┏━━

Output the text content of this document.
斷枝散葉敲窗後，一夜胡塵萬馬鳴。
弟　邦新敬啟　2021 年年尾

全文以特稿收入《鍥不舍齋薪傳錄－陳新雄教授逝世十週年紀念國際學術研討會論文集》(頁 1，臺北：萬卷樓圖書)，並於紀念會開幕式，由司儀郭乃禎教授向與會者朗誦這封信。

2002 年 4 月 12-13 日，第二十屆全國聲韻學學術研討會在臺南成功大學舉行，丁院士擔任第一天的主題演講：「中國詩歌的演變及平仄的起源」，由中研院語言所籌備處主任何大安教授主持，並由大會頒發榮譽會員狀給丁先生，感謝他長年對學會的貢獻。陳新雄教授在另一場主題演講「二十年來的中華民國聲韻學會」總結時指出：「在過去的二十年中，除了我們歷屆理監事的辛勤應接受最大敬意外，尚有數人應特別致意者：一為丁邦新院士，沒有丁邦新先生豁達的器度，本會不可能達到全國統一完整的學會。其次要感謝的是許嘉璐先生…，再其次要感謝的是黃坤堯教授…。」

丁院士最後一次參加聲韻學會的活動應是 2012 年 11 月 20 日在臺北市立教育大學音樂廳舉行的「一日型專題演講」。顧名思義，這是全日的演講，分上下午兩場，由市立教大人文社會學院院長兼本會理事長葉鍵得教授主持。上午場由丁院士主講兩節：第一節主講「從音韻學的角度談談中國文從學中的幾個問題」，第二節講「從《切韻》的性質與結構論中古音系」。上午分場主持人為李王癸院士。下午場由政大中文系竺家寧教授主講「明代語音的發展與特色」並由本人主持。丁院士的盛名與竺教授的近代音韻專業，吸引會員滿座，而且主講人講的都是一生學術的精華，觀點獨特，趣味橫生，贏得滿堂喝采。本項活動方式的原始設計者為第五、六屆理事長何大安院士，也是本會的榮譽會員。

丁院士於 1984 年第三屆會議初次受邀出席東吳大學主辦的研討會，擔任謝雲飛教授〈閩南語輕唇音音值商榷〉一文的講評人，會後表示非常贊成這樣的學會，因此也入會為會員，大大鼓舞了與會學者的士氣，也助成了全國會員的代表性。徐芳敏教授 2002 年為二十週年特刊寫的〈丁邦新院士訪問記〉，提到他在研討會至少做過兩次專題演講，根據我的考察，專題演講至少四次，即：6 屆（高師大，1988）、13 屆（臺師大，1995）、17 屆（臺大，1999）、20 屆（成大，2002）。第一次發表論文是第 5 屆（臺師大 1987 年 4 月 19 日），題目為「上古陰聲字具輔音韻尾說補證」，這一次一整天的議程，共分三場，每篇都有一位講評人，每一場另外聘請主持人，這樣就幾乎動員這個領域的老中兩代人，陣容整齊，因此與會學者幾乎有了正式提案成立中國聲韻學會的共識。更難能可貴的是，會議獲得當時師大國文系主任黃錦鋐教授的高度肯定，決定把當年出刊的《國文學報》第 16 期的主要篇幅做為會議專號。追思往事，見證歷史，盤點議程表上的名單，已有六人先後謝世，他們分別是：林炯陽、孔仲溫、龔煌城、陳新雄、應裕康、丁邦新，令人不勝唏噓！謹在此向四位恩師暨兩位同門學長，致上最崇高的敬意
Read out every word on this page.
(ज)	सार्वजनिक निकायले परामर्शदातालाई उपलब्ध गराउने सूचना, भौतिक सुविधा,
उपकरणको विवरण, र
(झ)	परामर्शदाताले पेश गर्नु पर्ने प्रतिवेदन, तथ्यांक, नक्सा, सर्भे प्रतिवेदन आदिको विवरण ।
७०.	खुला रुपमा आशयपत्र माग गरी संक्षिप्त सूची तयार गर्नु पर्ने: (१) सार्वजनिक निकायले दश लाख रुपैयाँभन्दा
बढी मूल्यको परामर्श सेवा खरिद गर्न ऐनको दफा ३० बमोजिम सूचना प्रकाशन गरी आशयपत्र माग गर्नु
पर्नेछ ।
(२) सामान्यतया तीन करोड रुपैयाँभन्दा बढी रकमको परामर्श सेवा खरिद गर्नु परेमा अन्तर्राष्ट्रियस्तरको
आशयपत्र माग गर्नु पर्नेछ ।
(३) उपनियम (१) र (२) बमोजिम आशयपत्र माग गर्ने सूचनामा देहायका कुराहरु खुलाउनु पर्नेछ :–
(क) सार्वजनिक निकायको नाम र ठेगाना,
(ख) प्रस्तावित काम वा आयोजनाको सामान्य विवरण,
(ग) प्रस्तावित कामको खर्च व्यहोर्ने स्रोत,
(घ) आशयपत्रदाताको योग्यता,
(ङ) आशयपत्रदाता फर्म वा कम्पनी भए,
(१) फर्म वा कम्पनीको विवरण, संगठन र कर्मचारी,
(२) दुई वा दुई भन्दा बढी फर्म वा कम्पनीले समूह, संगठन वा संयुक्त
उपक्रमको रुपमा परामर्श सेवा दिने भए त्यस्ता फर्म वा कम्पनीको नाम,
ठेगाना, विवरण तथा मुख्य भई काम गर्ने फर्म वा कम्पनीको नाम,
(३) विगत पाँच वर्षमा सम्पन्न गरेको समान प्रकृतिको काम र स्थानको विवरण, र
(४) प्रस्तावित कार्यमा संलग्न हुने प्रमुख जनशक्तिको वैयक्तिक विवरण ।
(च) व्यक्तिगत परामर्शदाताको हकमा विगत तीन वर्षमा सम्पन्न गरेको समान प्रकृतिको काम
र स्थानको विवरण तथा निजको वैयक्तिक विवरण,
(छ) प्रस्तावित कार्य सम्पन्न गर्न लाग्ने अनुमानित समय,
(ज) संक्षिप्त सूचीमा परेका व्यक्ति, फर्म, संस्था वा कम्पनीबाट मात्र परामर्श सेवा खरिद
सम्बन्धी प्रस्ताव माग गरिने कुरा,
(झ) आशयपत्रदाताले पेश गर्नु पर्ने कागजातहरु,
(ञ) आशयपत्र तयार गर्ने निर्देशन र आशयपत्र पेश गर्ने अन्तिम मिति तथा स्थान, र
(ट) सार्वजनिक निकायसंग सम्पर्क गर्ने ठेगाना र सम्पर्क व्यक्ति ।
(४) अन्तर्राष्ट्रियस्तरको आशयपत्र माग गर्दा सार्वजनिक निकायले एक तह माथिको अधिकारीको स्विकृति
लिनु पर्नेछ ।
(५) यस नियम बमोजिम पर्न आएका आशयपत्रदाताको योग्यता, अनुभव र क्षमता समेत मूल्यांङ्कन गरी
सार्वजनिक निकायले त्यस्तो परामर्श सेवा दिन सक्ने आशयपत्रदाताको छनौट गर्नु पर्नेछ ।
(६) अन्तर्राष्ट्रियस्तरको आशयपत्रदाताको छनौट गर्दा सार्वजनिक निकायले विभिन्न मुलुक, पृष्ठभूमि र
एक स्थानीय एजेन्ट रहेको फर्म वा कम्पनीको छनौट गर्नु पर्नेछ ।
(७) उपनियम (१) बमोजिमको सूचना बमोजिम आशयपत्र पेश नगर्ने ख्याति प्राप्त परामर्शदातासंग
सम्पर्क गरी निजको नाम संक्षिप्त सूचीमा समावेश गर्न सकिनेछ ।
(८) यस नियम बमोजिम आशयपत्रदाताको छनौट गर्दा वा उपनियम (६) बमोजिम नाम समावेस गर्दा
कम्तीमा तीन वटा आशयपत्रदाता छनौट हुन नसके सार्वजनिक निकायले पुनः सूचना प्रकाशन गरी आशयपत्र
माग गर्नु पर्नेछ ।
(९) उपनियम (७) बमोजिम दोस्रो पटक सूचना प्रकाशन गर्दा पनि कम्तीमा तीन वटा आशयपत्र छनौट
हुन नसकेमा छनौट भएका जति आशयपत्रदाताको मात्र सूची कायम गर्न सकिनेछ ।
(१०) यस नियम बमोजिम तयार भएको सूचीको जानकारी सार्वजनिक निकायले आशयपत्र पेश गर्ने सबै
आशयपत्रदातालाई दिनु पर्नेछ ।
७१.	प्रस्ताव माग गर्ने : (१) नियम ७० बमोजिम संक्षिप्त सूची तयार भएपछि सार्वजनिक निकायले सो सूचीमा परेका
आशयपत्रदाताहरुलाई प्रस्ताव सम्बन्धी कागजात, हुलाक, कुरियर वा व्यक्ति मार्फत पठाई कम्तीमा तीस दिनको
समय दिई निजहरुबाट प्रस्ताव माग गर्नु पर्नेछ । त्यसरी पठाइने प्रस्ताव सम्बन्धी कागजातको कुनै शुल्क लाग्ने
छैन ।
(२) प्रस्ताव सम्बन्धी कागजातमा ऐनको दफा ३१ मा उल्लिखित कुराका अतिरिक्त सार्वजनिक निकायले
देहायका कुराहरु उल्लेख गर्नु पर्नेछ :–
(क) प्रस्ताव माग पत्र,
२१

┗━━

Return each line with "this".

* _Written answer_
Output the text content of this document.
Read out every word on this page.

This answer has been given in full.